▸ GIVEN INSTRUCTION: Pick out every line in the items below that contains the string "band", and copy each one.

▸ Excerpts from a layout annotation set:
*-*-*

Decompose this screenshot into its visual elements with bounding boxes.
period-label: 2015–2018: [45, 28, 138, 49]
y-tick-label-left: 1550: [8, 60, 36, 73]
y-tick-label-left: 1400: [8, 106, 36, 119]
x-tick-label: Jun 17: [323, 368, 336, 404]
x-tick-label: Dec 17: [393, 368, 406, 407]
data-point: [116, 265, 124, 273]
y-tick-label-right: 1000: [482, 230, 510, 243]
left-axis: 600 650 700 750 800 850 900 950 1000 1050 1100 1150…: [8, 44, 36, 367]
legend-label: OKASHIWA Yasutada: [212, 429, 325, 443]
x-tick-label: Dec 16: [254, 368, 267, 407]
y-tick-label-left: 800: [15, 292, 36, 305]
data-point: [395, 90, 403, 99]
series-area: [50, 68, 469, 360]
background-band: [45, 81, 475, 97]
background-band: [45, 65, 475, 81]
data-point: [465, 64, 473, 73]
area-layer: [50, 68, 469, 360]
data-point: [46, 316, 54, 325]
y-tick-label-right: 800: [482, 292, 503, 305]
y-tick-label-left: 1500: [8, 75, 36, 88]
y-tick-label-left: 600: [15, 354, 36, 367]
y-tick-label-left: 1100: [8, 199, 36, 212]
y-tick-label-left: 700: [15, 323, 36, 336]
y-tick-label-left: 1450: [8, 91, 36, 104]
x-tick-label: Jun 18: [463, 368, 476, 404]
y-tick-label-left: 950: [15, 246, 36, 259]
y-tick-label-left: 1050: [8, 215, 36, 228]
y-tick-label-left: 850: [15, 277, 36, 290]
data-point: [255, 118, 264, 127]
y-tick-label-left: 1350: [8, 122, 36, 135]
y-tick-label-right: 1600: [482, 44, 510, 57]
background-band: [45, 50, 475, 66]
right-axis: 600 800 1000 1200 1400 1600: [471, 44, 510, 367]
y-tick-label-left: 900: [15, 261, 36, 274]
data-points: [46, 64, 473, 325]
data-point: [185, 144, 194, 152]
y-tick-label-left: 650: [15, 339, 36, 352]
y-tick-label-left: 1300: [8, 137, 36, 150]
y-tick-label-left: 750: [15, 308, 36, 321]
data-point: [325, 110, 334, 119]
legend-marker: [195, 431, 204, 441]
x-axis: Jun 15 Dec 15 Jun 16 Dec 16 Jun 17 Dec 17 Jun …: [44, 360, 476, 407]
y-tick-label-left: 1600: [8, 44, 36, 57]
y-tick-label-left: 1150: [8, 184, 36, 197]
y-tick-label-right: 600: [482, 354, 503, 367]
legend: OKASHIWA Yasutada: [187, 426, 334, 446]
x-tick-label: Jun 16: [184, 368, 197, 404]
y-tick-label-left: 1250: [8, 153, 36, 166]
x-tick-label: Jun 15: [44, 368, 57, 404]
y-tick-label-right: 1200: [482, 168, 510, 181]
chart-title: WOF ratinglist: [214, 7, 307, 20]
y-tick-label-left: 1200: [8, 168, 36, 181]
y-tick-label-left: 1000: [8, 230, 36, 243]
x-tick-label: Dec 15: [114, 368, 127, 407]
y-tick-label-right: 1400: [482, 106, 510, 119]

*-*-*

▸ CORRECT RESPONSE:
background-band: [45, 81, 475, 97]
background-band: [45, 65, 475, 81]
background-band: [45, 50, 475, 66]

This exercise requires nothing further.